• _PAGE EXTRACT_
Segment Open
The decitabine used for the patient was Decitex, manufactured by Sun Pharmaceutical Industries Limited, India.
The authors declare that there is no conflict of interests regarding the publication of this paper.
Segment Closed
Document layout detection data:
Segment Open
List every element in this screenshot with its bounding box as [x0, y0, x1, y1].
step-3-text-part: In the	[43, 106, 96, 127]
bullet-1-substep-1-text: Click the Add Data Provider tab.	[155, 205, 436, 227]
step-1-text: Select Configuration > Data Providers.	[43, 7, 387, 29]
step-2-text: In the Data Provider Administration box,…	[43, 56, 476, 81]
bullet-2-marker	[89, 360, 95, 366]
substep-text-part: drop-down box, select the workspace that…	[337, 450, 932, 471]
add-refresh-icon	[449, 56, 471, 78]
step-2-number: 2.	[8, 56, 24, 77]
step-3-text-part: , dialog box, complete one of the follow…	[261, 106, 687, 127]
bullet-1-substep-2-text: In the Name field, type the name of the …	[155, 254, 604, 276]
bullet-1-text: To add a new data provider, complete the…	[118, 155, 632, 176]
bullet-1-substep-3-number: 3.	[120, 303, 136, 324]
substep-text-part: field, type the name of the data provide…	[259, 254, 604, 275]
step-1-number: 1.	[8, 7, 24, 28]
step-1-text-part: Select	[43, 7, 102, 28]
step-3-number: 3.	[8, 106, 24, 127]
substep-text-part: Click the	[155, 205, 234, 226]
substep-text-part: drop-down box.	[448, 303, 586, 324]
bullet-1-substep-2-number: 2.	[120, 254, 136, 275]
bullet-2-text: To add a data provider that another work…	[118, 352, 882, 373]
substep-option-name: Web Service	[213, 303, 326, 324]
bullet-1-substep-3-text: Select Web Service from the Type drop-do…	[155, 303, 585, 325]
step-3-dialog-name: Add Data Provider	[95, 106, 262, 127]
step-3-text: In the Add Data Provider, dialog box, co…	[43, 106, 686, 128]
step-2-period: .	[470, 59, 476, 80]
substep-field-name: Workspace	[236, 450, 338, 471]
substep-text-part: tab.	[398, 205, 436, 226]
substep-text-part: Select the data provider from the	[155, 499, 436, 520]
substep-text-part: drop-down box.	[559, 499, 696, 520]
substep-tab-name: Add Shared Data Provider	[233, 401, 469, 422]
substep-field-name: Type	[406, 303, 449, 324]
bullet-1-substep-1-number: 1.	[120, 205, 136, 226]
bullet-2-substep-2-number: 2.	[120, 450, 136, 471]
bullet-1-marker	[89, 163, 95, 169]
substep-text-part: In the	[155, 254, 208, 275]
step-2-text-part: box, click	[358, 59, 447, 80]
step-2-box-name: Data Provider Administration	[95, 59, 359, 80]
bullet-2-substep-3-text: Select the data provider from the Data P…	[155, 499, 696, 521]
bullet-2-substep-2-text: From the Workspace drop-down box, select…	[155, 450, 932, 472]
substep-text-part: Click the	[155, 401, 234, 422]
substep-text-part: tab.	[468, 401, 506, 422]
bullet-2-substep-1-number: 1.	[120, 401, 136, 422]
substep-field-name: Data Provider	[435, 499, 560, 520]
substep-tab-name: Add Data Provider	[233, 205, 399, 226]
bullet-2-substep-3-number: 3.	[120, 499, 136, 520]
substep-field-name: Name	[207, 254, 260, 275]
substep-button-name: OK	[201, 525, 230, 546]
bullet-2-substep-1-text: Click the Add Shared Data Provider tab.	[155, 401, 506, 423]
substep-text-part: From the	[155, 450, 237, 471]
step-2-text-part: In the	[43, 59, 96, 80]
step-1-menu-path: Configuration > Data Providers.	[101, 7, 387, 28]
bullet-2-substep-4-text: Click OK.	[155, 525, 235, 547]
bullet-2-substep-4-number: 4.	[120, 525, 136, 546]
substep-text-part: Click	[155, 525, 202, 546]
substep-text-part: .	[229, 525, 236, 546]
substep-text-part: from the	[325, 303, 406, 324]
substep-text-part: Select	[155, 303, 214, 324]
Segment Closed
• _WORK INSTRUCTION 1_
Repeat the page extract between "The decitabine used" and "of this paper.", inclusive.
• _WORK INSTRUCTION 2_
Decide whether each statement agrees with the page extract, answering yes or no and quoting the words that settle it: (a) The decitabine given to the patient was made by a company in India. (b) The authors report a conflict of interests regarding the publication. (c) The decitabine used was the product Decitex.

• _OUTPUT 1_
The decitabine used for the patient was Decitex, manufactured by Sun Pharmaceutical Industries Limited, India.
The authors declare that there is no conflict of interests regarding the publication of this paper.

• _OUTPUT 2_
(a) Yes: "manufactured by Sun Pharmaceutical Industries Limited, India"
(b) No: "there is no conflict of interests regarding the publication of this paper"
(c) Yes: "The decitabine used for the patient was Decitex"